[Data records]
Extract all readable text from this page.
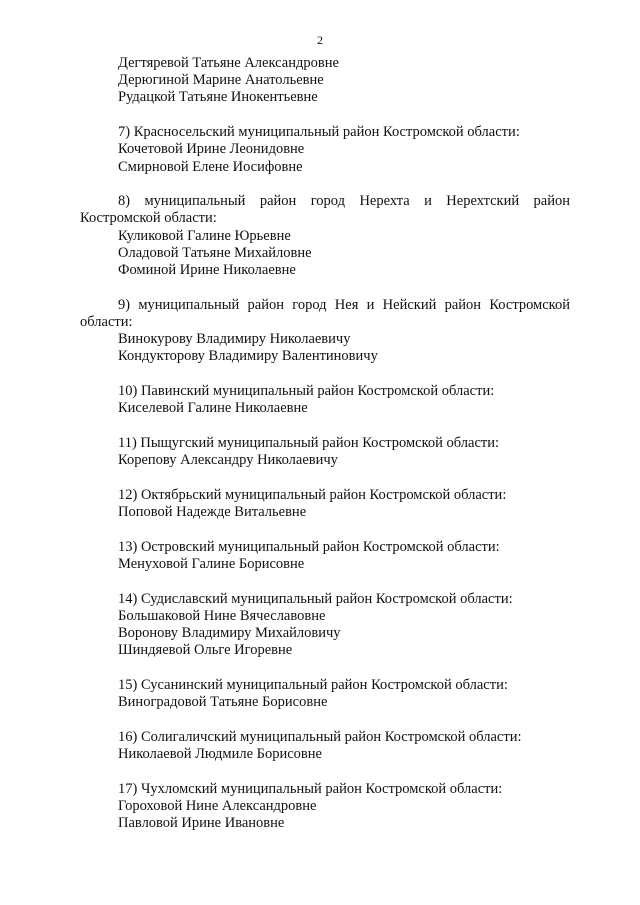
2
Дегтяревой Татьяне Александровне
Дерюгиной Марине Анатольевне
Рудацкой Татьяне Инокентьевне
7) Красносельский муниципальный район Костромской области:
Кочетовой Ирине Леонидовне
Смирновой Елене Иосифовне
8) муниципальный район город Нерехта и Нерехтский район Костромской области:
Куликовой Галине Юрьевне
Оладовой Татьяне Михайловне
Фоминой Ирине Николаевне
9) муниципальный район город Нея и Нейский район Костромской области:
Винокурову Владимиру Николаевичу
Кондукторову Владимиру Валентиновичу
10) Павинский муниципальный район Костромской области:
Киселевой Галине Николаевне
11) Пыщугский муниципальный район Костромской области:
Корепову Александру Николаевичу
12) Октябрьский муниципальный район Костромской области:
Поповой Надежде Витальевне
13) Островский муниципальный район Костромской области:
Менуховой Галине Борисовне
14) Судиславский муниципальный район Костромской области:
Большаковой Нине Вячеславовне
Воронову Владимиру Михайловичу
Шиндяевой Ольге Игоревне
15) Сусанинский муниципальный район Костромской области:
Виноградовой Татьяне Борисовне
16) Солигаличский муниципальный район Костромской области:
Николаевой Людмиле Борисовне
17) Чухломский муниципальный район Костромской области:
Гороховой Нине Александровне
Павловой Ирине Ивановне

• [Task to complete] Pick out each line that holds the string "Александровне".

• [Result of this task]
Дегтяревой Татьяне Александровне
Гороховой Нине Александровне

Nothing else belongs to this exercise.